*Request:* Quote the following lines word for word, with no change to any character.

*Records provided:*
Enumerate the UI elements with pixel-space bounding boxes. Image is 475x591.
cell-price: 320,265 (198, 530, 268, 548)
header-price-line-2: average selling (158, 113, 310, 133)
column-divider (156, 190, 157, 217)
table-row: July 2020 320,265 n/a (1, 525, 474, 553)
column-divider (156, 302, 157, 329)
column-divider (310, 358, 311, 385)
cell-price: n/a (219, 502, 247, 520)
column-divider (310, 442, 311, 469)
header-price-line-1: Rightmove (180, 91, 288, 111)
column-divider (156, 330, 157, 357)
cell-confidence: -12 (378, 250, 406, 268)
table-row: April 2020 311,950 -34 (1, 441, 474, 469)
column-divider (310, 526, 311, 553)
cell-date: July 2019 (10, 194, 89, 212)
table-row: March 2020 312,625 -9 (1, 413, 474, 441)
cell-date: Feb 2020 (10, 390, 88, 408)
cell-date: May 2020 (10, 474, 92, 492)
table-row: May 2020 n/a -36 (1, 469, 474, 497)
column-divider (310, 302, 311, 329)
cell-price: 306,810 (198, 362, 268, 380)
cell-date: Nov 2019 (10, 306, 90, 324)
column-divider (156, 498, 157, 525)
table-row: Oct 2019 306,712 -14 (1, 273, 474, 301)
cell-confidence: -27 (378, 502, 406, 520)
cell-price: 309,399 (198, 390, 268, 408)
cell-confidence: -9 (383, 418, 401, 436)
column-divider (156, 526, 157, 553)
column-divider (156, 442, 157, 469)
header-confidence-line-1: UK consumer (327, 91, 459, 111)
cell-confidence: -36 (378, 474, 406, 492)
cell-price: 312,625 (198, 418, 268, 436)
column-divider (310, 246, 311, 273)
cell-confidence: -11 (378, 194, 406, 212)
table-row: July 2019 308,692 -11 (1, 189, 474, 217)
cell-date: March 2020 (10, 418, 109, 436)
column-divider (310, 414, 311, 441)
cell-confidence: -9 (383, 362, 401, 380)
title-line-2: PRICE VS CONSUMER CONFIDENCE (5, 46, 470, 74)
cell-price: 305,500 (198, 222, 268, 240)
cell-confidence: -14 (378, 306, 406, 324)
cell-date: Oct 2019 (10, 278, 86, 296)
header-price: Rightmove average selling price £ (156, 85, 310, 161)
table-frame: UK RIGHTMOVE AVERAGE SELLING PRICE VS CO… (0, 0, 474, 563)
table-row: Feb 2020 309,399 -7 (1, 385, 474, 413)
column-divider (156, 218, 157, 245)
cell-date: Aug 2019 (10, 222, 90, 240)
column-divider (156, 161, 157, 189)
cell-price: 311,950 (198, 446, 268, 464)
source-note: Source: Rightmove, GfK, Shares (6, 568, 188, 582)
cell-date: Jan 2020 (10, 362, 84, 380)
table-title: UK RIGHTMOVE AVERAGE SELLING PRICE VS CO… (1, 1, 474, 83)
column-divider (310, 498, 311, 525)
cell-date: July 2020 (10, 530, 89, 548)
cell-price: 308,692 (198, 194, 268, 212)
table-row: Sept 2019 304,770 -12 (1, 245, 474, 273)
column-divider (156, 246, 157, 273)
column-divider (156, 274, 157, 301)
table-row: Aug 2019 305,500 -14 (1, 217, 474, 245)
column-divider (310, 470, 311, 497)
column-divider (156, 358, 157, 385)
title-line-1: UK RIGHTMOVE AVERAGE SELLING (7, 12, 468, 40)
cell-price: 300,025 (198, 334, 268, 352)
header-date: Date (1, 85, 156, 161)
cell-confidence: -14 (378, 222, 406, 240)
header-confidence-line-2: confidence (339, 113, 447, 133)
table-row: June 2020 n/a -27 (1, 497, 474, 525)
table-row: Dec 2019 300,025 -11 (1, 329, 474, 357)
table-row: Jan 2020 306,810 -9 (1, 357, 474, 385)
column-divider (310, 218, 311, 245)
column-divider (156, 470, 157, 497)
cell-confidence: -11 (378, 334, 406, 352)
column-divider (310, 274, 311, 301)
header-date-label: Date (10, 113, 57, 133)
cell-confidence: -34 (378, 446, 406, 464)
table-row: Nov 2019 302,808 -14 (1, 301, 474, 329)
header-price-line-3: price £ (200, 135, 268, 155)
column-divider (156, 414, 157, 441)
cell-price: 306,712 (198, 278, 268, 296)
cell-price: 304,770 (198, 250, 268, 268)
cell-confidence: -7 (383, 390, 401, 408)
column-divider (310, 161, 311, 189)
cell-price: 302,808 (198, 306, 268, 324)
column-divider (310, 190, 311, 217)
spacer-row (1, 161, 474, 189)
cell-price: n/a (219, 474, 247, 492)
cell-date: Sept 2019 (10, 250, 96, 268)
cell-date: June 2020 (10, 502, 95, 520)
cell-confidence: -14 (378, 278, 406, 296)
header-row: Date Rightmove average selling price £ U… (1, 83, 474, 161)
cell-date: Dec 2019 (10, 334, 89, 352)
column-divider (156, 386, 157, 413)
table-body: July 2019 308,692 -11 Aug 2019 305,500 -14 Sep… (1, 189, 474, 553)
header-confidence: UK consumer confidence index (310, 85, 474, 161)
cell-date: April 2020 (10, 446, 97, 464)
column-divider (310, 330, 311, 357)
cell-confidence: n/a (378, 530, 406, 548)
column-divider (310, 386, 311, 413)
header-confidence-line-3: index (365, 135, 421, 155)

*Exercise response:*
Enumerate the UI elements with pixel-space bounding boxes. Image is 475x591.
cell-price: 320,265 (198, 530, 268, 548)
header-price-line-2: average selling (158, 113, 310, 133)
column-divider (156, 190, 157, 217)
table-row: July 2020 320,265 n/a (1, 525, 474, 553)
column-divider (156, 302, 157, 329)
column-divider (310, 358, 311, 385)
cell-price: n/a (219, 502, 247, 520)
column-divider (310, 442, 311, 469)
header-price-line-1: Rightmove (180, 91, 288, 111)
column-divider (156, 330, 157, 357)
cell-confidence: -12 (378, 250, 406, 268)
table-row: April 2020 311,950 -34 (1, 441, 474, 469)
column-divider (310, 526, 311, 553)
cell-date: July 2019 (10, 194, 89, 212)
table-row: March 2020 312,625 -9 (1, 413, 474, 441)
cell-date: Feb 2020 (10, 390, 88, 408)
cell-date: May 2020 (10, 474, 92, 492)
table-row: May 2020 n/a -36 (1, 469, 474, 497)
column-divider (310, 302, 311, 329)
cell-price: 306,810 (198, 362, 268, 380)
cell-date: Nov 2019 (10, 306, 90, 324)
column-divider (156, 498, 157, 525)
table-row: Oct 2019 306,712 -14 (1, 273, 474, 301)
cell-confidence: -27 (378, 502, 406, 520)
cell-price: 309,399 (198, 390, 268, 408)
cell-confidence: -9 (383, 418, 401, 436)
column-divider (156, 526, 157, 553)
column-divider (156, 442, 157, 469)
header-confidence-line-1: UK consumer (327, 91, 459, 111)
cell-confidence: -36 (378, 474, 406, 492)
cell-price: 312,625 (198, 418, 268, 436)
column-divider (310, 246, 311, 273)
cell-confidence: -11 (378, 194, 406, 212)
table-row: July 2019 308,692 -11 (1, 189, 474, 217)
cell-date: March 2020 (10, 418, 109, 436)
column-divider (310, 414, 311, 441)
cell-confidence: -9 (383, 362, 401, 380)
title-line-2: PRICE VS CONSUMER CONFIDENCE (5, 46, 470, 74)
cell-price: 305,500 (198, 222, 268, 240)
cell-confidence: -14 (378, 306, 406, 324)
cell-date: Oct 2019 (10, 278, 86, 296)
header-price: Rightmove average selling price £ (156, 85, 310, 161)
table-frame: UK RIGHTMOVE AVERAGE SELLING PRICE VS CO… (0, 0, 474, 563)
table-row: Feb 2020 309,399 -7 (1, 385, 474, 413)
column-divider (156, 218, 157, 245)
cell-date: Aug 2019 (10, 222, 90, 240)
column-divider (156, 161, 157, 189)
cell-price: 311,950 (198, 446, 268, 464)
source-note: Source: Rightmove, GfK, Shares (6, 568, 188, 582)
cell-date: Jan 2020 (10, 362, 84, 380)
table-title: UK RIGHTMOVE AVERAGE SELLING PRICE VS CO… (1, 1, 474, 83)
column-divider (310, 498, 311, 525)
cell-date: July 2020 (10, 530, 89, 548)
cell-price: 308,692 (198, 194, 268, 212)
table-row: Sept 2019 304,770 -12 (1, 245, 474, 273)
column-divider (156, 246, 157, 273)
column-divider (156, 274, 157, 301)
table-row: Aug 2019 305,500 -14 (1, 217, 474, 245)
column-divider (310, 470, 311, 497)
column-divider (156, 358, 157, 385)
title-line-1: UK RIGHTMOVE AVERAGE SELLING (7, 12, 468, 40)
cell-price: 300,025 (198, 334, 268, 352)
header-date: Date (1, 85, 156, 161)
cell-confidence: -14 (378, 222, 406, 240)
header-confidence-line-2: confidence (339, 113, 447, 133)
table-row: June 2020 n/a -27 (1, 497, 474, 525)
table-row: Dec 2019 300,025 -11 (1, 329, 474, 357)
table-row: Jan 2020 306,810 -9 (1, 357, 474, 385)
column-divider (310, 218, 311, 245)
column-divider (156, 470, 157, 497)
cell-confidence: -11 (378, 334, 406, 352)
column-divider (310, 274, 311, 301)
header-date-label: Date (10, 113, 57, 133)
cell-confidence: -34 (378, 446, 406, 464)
table-row: Nov 2019 302,808 -14 (1, 301, 474, 329)
header-price-line-3: price £ (200, 135, 268, 155)
column-divider (156, 414, 157, 441)
cell-price: 306,712 (198, 278, 268, 296)
cell-price: 304,770 (198, 250, 268, 268)
cell-confidence: -7 (383, 390, 401, 408)
column-divider (310, 161, 311, 189)
cell-price: 302,808 (198, 306, 268, 324)
column-divider (310, 190, 311, 217)
spacer-row (1, 161, 474, 189)
cell-price: n/a (219, 474, 247, 492)
cell-date: Sept 2019 (10, 250, 96, 268)
cell-date: June 2020 (10, 502, 95, 520)
cell-confidence: -14 (378, 278, 406, 296)
header-row: Date Rightmove average selling price £ U… (1, 83, 474, 161)
cell-date: Dec 2019 (10, 334, 89, 352)
column-divider (156, 386, 157, 413)
table-body: July 2019 308,692 -11 Aug 2019 305,500 -14 Sep… (1, 189, 474, 553)
header-confidence: UK consumer confidence index (310, 85, 474, 161)
cell-date: April 2020 (10, 446, 97, 464)
column-divider (310, 330, 311, 357)
cell-confidence: n/a (378, 530, 406, 548)
column-divider (310, 386, 311, 413)
header-confidence-line-3: index (365, 135, 421, 155)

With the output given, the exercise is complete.